[begin SUPPLIED DATA]

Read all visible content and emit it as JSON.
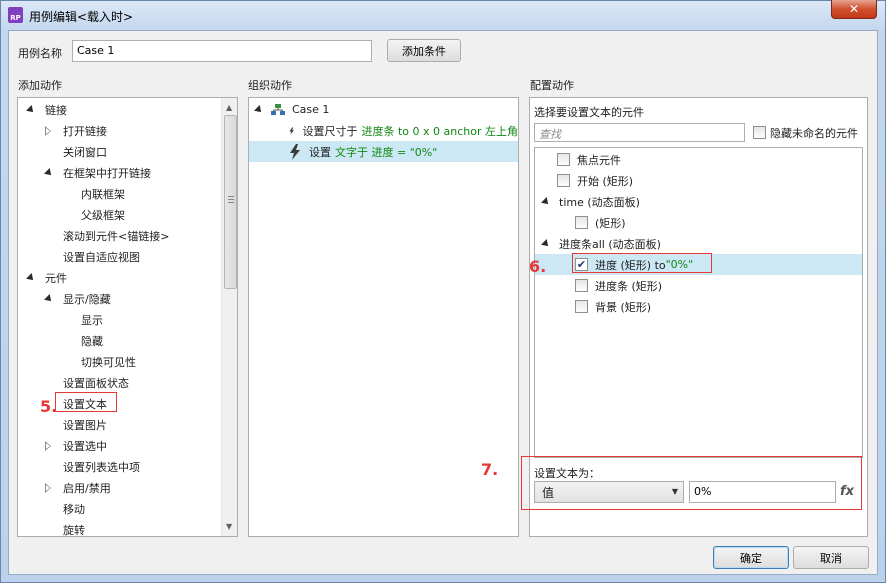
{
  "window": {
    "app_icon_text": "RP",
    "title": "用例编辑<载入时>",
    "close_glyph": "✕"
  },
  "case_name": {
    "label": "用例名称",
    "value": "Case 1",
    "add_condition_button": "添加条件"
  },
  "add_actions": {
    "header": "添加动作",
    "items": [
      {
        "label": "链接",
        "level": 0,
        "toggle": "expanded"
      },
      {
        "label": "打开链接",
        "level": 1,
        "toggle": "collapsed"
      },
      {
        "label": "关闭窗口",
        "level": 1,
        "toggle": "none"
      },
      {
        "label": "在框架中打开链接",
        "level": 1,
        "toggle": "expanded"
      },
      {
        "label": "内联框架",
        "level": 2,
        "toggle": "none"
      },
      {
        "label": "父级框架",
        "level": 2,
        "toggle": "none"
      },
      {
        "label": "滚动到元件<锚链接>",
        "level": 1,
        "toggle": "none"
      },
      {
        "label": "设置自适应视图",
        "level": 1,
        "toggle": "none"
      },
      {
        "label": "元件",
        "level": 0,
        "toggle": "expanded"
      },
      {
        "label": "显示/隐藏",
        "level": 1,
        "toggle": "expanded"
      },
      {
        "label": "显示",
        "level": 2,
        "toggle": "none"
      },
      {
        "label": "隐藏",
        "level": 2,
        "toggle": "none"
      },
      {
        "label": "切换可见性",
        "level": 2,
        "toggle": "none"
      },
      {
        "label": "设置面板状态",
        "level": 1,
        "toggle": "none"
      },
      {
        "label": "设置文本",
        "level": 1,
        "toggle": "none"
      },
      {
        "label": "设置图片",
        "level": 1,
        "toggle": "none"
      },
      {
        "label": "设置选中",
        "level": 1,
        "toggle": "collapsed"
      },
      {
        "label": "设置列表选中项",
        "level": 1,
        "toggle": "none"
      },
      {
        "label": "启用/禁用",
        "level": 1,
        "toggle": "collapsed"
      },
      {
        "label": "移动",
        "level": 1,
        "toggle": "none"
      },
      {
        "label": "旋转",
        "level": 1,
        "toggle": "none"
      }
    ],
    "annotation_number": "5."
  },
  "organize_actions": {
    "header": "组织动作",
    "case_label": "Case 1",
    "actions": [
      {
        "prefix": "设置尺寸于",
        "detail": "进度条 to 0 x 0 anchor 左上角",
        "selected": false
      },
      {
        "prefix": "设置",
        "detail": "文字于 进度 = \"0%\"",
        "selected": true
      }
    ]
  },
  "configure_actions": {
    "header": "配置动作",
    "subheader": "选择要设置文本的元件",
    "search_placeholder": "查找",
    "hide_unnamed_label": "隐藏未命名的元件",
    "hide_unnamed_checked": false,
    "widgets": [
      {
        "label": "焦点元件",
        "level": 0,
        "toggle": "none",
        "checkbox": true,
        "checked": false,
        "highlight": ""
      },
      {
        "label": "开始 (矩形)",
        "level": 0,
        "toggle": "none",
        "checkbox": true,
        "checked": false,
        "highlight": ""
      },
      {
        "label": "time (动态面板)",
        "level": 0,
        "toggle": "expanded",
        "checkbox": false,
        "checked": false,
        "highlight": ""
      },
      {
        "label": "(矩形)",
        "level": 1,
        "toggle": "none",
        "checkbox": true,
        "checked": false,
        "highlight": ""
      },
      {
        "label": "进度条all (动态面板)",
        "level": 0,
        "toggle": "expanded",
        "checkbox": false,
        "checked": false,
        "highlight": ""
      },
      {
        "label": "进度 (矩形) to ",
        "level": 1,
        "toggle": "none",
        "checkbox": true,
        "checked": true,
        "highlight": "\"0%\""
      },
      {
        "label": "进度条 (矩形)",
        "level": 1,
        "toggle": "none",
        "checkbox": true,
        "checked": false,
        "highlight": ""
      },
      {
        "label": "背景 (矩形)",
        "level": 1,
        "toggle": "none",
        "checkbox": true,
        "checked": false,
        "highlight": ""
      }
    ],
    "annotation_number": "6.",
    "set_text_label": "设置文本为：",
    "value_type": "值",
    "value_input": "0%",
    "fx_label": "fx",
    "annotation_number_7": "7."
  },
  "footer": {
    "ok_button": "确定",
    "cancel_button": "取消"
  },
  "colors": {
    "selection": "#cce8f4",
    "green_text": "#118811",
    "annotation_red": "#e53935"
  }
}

[end SUPPLIED DATA]

■ WHAT YOU ARE ASKED TO DO: Each entry should be repeated exactly as it appears; the pictures stay out.

■ CORRECT RESULT:
Read all visible content and emit it as JSON.
{
  "window": {
    "app_icon_text": "RP",
    "title": "用例编辑<载入时>",
    "close_glyph": "✕"
  },
  "case_name": {
    "label": "用例名称",
    "value": "Case 1",
    "add_condition_button": "添加条件"
  },
  "add_actions": {
    "header": "添加动作",
    "items": [
      {
        "label": "链接",
        "level": 0,
        "toggle": "expanded"
      },
      {
        "label": "打开链接",
        "level": 1,
        "toggle": "collapsed"
      },
      {
        "label": "关闭窗口",
        "level": 1,
        "toggle": "none"
      },
      {
        "label": "在框架中打开链接",
        "level": 1,
        "toggle": "expanded"
      },
      {
        "label": "内联框架",
        "level": 2,
        "toggle": "none"
      },
      {
        "label": "父级框架",
        "level": 2,
        "toggle": "none"
      },
      {
        "label": "滚动到元件<锚链接>",
        "level": 1,
        "toggle": "none"
      },
      {
        "label": "设置自适应视图",
        "level": 1,
        "toggle": "none"
      },
      {
        "label": "元件",
        "level": 0,
        "toggle": "expanded"
      },
      {
        "label": "显示/隐藏",
        "level": 1,
        "toggle": "expanded"
      },
      {
        "label": "显示",
        "level": 2,
        "toggle": "none"
      },
      {
        "label": "隐藏",
        "level": 2,
        "toggle": "none"
      },
      {
        "label": "切换可见性",
        "level": 2,
        "toggle": "none"
      },
      {
        "label": "设置面板状态",
        "level": 1,
        "toggle": "none"
      },
      {
        "label": "设置文本",
        "level": 1,
        "toggle": "none"
      },
      {
        "label": "设置图片",
        "level": 1,
        "toggle": "none"
      },
      {
        "label": "设置选中",
        "level": 1,
        "toggle": "collapsed"
      },
      {
        "label": "设置列表选中项",
        "level": 1,
        "toggle": "none"
      },
      {
        "label": "启用/禁用",
        "level": 1,
        "toggle": "collapsed"
      },
      {
        "label": "移动",
        "level": 1,
        "toggle": "none"
      },
      {
        "label": "旋转",
        "level": 1,
        "toggle": "none"
      }
    ],
    "annotation_number": "5."
  },
  "organize_actions": {
    "header": "组织动作",
    "case_label": "Case 1",
    "actions": [
      {
        "prefix": "设置尺寸于",
        "detail": "进度条 to 0 x 0 anchor 左上角",
        "selected": false
      },
      {
        "prefix": "设置",
        "detail": "文字于 进度 = \"0%\"",
        "selected": true
      }
    ]
  },
  "configure_actions": {
    "header": "配置动作",
    "subheader": "选择要设置文本的元件",
    "search_placeholder": "查找",
    "hide_unnamed_label": "隐藏未命名的元件",
    "hide_unnamed_checked": false,
    "widgets": [
      {
        "label": "焦点元件",
        "level": 0,
        "toggle": "none",
        "checkbox": true,
        "checked": false,
        "highlight": ""
      },
      {
        "label": "开始 (矩形)",
        "level": 0,
        "toggle": "none",
        "checkbox": true,
        "checked": false,
        "highlight": ""
      },
      {
        "label": "time (动态面板)",
        "level": 0,
        "toggle": "expanded",
        "checkbox": false,
        "checked": false,
        "highlight": ""
      },
      {
        "label": "(矩形)",
        "level": 1,
        "toggle": "none",
        "checkbox": true,
        "checked": false,
        "highlight": ""
      },
      {
        "label": "进度条all (动态面板)",
        "level": 0,
        "toggle": "expanded",
        "checkbox": false,
        "checked": false,
        "highlight": ""
      },
      {
        "label": "进度 (矩形) to ",
        "level": 1,
        "toggle": "none",
        "checkbox": true,
        "checked": true,
        "highlight": "\"0%\""
      },
      {
        "label": "进度条 (矩形)",
        "level": 1,
        "toggle": "none",
        "checkbox": true,
        "checked": false,
        "highlight": ""
      },
      {
        "label": "背景 (矩形)",
        "level": 1,
        "toggle": "none",
        "checkbox": true,
        "checked": false,
        "highlight": ""
      }
    ],
    "annotation_number": "6.",
    "set_text_label": "设置文本为：",
    "value_type": "值",
    "value_input": "0%",
    "fx_label": "fx",
    "annotation_number_7": "7."
  },
  "footer": {
    "ok_button": "确定",
    "cancel_button": "取消"
  },
  "colors": {
    "selection": "#cce8f4",
    "green_text": "#118811",
    "annotation_red": "#e53935"
  }
}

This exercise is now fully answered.